Records
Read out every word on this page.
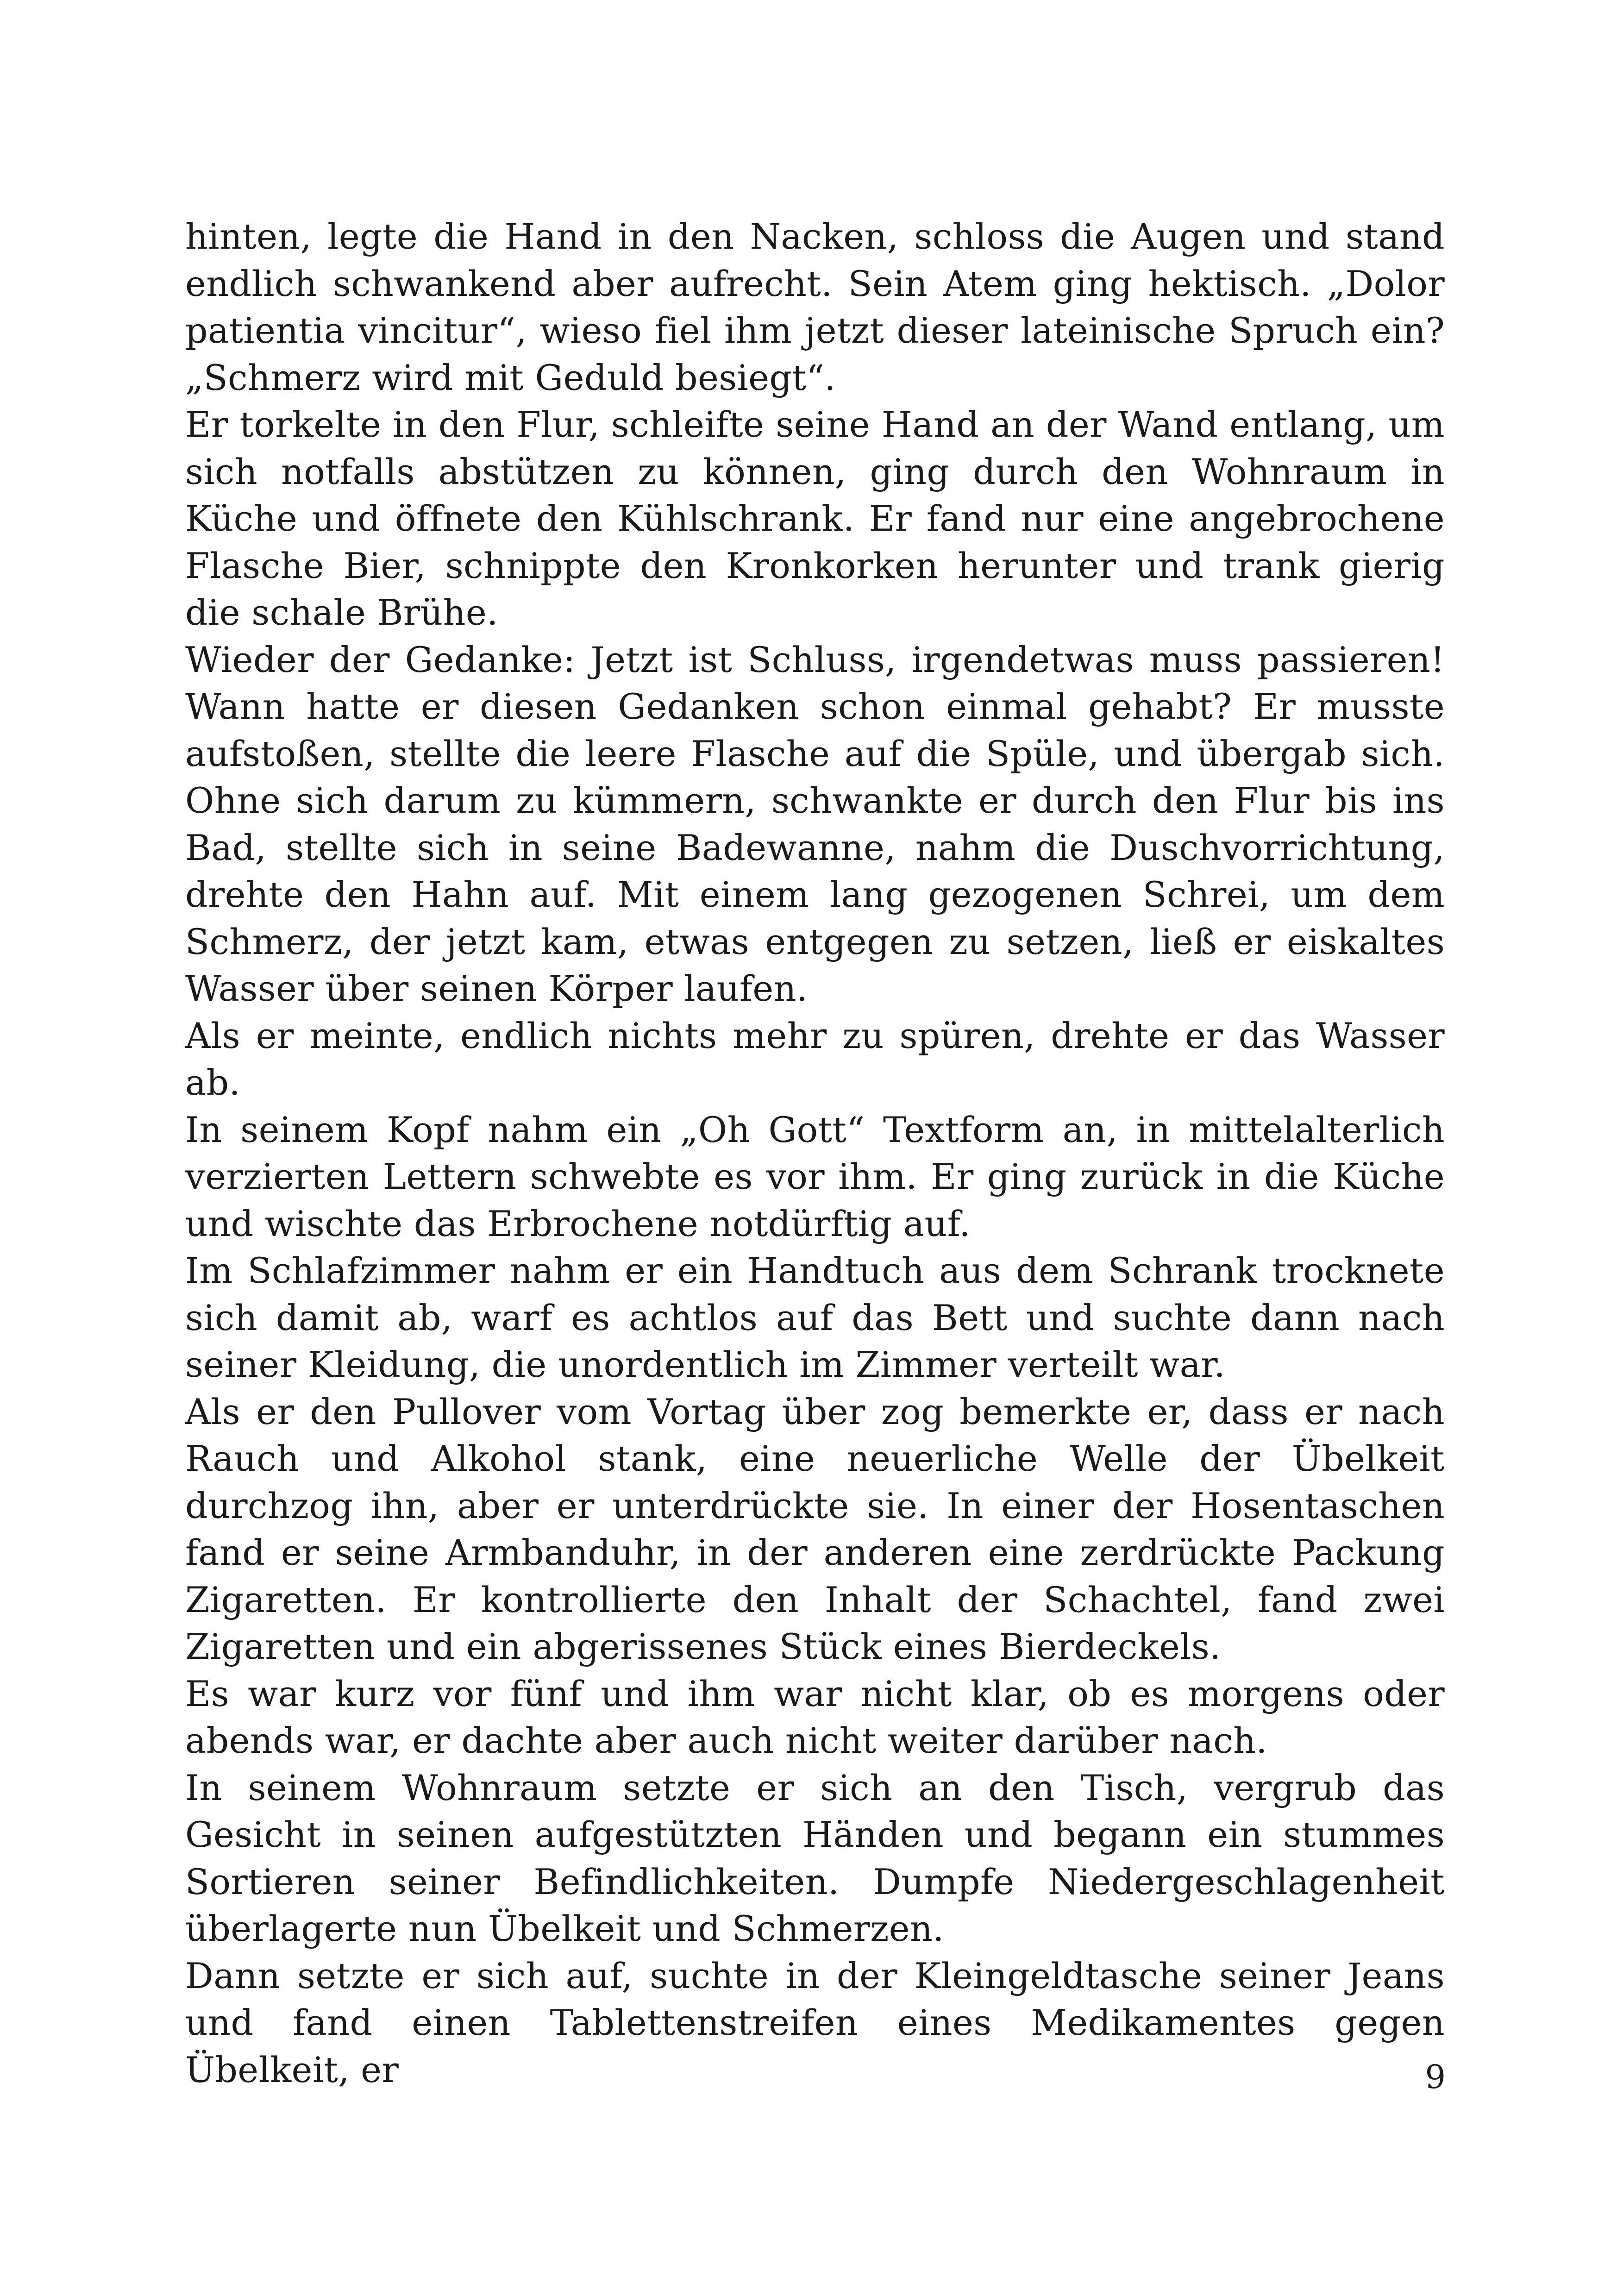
hinten, legte die Hand in den Nacken, schloss die Augen und stand endlich schwankend aber aufrecht. Sein Atem ging hektisch. „Dolor patientia vincitur“, wieso fiel ihm jetzt dieser lateinische Spruch ein? „Schmerz wird mit Geduld besiegt“.

Er torkelte in den Flur, schleifte seine Hand an der Wand entlang, um sich notfalls abstützen zu können, ging durch den Wohnraum in Küche und öffnete den Kühlschrank. Er fand nur eine angebrochene Flasche Bier, schnippte den Kronkorken herunter und trank gierig die schale Brühe.

Wieder der Gedanke: Jetzt ist Schluss, irgendetwas muss passieren! Wann hatte er diesen Gedanken schon einmal gehabt? Er musste aufstoßen, stellte die leere Flasche auf die Spüle, und übergab sich. Ohne sich darum zu kümmern, schwankte er durch den Flur bis ins Bad, stellte sich in seine Badewanne, nahm die Duschvorrichtung, drehte den Hahn auf. Mit einem lang gezogenen Schrei, um dem Schmerz, der jetzt kam, etwas entgegen zu setzen, ließ er eiskaltes Wasser über seinen Körper laufen.

Als er meinte, endlich nichts mehr zu spüren, drehte er das Wasser ab.

In seinem Kopf nahm ein „Oh Gott“ Textform an, in mittelalterlich verzierten Lettern schwebte es vor ihm. Er ging zurück in die Küche und wischte das Erbrochene notdürftig auf.

Im Schlafzimmer nahm er ein Handtuch aus dem Schrank trocknete sich damit ab, warf es achtlos auf das Bett und suchte dann nach seiner Kleidung, die unordentlich im Zimmer verteilt war.

Als er den Pullover vom Vortag über zog bemerkte er, dass er nach Rauch und Alkohol stank, eine neuerliche Welle der Übelkeit durchzog ihn, aber er unterdrückte sie. In einer der Hosentaschen fand er seine Armbanduhr, in der anderen eine zerdrückte Packung Zigaretten. Er kontrollierte den Inhalt der Schachtel, fand zwei Zigaretten und ein abgerissenes Stück eines Bierdeckels.

Es war kurz vor fünf und ihm war nicht klar, ob es morgens oder abends war, er dachte aber auch nicht weiter darüber nach.

In seinem Wohnraum setzte er sich an den Tisch, vergrub das Gesicht in seinen aufgestützten Händen und begann ein stummes Sortieren seiner Befindlichkeiten. Dumpfe Niedergeschlagenheit überlagerte nun Übelkeit und Schmerzen.

Dann setzte er sich auf, suchte in der Kleingeldtasche seiner Jeans und fand einen Tablettenstreifen eines Medikamentes gegen Übelkeit, er	9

# WORK REQUIRED:
Where a line in the entries holds the word "suchte", copy that line.

# THE OUTPUT:
Im Schlafzimmer nahm er ein Handtuch aus dem Schrank trocknete sich damit ab, warf es achtlos auf das Bett und suchte dann nach seiner Kleidung, die unordentlich im Zimmer verteilt war.
Dann setzte er sich auf, suchte in der Kleingeldtasche seiner Jeans und fand einen Tablettenstreifen eines Medikamentes gegen Übelkeit, er	9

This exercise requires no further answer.